EXERCISE DETAILS
Scan the entries below. List each line with "start".
---------- SOURCE RECORDS
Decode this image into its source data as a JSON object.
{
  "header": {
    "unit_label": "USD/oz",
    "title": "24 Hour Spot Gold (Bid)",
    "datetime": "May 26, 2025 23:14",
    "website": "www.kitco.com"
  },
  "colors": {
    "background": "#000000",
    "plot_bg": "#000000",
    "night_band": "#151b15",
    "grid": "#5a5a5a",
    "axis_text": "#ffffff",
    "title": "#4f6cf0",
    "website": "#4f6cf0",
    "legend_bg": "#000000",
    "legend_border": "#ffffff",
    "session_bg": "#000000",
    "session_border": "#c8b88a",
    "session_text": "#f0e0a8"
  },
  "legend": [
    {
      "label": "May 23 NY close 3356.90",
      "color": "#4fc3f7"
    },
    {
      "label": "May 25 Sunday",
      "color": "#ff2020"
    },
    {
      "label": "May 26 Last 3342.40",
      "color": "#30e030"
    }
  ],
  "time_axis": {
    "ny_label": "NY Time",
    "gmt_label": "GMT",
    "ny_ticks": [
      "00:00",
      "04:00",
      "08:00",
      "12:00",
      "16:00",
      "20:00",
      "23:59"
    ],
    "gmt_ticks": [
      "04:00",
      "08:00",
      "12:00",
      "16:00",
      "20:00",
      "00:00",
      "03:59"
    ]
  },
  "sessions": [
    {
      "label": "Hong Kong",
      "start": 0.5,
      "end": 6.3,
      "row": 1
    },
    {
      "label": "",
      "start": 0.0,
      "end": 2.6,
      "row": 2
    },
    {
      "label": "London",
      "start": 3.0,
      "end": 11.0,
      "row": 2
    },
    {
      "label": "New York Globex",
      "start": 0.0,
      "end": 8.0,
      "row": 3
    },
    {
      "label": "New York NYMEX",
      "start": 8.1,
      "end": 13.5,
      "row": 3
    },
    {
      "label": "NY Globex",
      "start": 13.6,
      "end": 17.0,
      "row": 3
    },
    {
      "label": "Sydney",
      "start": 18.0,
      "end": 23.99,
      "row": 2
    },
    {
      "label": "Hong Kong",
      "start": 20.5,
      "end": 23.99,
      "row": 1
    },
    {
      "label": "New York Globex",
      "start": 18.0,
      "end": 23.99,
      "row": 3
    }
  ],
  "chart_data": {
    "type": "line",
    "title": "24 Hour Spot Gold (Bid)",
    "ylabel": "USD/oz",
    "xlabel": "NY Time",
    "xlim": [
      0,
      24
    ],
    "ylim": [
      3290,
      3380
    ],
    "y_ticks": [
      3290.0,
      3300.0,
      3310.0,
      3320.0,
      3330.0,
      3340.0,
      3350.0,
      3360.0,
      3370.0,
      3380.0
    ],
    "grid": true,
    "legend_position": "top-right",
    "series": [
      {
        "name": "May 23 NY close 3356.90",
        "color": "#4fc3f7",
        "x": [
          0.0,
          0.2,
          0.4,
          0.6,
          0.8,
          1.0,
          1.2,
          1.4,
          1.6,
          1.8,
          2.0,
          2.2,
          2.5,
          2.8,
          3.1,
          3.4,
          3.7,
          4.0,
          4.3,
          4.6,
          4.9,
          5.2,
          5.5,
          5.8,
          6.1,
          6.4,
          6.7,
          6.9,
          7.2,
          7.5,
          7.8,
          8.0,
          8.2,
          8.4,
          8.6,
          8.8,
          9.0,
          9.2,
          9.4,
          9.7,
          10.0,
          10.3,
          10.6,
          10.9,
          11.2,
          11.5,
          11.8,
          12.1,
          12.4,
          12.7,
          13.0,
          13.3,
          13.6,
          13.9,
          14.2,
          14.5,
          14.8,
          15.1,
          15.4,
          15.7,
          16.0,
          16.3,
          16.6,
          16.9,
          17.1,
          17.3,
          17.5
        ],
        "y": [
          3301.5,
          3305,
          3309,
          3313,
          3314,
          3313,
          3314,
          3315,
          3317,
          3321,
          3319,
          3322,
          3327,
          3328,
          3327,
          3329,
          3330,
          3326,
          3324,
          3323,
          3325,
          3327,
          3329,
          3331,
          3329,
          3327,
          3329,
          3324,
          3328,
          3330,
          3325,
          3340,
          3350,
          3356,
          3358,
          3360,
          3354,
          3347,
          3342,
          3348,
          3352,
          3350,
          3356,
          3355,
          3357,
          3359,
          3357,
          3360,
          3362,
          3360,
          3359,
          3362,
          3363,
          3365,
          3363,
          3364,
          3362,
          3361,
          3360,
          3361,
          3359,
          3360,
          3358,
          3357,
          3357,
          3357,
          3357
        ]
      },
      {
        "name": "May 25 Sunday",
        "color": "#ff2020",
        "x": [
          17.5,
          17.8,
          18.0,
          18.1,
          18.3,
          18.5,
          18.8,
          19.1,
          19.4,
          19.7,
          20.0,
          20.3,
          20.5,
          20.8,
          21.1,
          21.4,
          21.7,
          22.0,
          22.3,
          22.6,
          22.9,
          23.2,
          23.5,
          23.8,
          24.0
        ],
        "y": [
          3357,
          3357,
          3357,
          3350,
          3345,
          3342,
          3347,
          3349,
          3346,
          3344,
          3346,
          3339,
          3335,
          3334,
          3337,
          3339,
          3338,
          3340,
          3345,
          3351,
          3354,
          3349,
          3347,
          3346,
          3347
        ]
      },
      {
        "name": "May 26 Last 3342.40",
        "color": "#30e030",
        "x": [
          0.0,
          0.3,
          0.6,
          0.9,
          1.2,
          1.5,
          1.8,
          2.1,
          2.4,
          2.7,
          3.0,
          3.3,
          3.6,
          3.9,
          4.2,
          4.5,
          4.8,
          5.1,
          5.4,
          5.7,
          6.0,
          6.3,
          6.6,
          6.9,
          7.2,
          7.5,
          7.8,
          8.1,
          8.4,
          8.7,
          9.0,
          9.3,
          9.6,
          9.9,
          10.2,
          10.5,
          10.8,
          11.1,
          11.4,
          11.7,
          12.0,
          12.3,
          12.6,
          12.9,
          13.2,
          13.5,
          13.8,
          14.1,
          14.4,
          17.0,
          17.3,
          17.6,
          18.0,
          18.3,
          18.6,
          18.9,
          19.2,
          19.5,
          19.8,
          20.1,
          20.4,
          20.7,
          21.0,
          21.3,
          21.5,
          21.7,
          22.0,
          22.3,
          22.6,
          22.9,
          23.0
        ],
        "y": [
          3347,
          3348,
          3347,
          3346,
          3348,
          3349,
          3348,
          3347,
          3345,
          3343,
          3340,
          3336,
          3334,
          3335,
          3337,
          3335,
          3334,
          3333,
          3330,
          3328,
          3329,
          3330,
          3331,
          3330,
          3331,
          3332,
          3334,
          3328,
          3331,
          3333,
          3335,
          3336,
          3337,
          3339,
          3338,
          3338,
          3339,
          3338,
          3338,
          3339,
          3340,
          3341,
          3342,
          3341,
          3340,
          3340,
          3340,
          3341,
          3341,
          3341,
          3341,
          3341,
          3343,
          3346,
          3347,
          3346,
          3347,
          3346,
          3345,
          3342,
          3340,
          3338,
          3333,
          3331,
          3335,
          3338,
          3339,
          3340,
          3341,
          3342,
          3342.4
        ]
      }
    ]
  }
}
--------------------
RESPONSE BELOW
      "start": 0.5,
      "start": 0.0,
      "start": 3.0,
      "start": 0.0,
      "start": 8.1,
      "start": 13.6,
      "start": 18.0,
      "start": 20.5,
      "start": 18.0,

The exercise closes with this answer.